Extract each line bearing the word "holidays".

◆ **INPUT ROWS**:
□ □ □

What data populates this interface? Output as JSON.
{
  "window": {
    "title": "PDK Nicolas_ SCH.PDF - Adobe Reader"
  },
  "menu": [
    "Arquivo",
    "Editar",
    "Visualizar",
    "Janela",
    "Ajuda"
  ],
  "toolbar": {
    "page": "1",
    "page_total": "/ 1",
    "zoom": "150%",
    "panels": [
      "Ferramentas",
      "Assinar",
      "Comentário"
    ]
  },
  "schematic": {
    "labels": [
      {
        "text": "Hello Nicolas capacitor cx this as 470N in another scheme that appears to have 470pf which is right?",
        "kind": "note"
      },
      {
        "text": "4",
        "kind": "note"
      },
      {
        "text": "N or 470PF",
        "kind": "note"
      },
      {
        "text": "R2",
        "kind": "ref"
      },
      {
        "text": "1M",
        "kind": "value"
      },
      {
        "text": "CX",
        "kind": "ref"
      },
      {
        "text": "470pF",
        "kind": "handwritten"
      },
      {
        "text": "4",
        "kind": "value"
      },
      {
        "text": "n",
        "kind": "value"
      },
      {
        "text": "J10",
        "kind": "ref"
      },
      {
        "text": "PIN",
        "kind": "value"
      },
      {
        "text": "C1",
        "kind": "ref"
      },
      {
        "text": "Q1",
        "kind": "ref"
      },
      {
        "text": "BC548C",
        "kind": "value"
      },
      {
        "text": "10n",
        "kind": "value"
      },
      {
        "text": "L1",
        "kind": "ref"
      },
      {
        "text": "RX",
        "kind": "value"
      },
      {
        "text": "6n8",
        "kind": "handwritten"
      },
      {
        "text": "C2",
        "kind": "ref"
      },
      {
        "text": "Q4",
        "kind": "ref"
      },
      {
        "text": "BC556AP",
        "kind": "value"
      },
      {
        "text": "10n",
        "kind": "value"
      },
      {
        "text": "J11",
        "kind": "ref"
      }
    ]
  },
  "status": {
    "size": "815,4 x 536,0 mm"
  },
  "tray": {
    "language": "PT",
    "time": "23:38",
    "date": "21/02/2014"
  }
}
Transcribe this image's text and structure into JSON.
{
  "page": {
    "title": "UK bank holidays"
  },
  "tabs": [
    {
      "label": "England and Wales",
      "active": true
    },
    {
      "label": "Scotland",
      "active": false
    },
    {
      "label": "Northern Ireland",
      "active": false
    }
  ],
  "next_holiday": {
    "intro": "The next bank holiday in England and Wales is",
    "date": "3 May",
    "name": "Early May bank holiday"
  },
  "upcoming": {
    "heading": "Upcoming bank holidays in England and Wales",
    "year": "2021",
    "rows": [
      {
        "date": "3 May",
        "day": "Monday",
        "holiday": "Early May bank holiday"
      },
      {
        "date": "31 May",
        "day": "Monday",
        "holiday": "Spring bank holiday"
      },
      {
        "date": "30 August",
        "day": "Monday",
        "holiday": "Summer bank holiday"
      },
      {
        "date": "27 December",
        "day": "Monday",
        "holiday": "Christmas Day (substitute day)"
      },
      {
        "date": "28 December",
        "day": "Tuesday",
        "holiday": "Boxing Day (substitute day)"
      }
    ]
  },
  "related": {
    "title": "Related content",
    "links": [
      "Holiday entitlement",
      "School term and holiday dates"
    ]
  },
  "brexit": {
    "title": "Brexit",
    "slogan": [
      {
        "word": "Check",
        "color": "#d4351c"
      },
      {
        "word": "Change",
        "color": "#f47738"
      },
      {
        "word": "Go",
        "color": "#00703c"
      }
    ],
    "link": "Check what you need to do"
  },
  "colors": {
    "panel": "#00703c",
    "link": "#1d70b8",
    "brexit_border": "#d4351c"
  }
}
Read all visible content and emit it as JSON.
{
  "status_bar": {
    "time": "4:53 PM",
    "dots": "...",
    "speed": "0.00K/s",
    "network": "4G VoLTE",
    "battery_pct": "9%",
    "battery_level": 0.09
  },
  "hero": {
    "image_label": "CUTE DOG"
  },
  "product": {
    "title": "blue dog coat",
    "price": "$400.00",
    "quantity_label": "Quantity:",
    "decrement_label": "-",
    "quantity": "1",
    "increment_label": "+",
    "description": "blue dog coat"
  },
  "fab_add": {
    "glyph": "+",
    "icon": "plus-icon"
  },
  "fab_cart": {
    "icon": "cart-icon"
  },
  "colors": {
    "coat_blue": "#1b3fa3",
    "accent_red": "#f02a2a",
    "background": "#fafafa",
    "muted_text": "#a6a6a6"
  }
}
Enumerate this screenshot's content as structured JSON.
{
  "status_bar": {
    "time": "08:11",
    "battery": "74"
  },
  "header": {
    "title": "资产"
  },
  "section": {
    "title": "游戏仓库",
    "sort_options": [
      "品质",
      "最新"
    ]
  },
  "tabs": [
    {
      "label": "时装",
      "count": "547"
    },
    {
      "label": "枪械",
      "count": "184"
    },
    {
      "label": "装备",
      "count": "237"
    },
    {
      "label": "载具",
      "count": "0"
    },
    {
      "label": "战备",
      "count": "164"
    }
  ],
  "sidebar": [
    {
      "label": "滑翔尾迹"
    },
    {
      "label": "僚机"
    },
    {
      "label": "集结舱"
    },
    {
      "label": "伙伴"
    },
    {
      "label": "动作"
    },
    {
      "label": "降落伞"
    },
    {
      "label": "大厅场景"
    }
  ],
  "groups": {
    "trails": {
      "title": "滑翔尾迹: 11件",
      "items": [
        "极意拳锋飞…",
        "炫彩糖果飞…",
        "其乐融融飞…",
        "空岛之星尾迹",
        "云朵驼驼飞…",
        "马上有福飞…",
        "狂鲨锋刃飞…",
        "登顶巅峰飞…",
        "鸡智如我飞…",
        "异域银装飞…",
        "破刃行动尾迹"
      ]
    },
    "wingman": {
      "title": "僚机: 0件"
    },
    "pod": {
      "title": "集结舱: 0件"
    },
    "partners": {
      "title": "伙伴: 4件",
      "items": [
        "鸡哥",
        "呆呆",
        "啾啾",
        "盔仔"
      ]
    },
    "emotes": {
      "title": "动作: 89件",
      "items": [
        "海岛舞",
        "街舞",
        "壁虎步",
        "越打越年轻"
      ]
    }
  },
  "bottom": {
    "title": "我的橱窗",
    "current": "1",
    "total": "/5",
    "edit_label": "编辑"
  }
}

□ □ □

◆ **ANSWER TO THE TASK**:
    "title": "UK bank holidays"
    "heading": "Upcoming bank holidays in England and Wales",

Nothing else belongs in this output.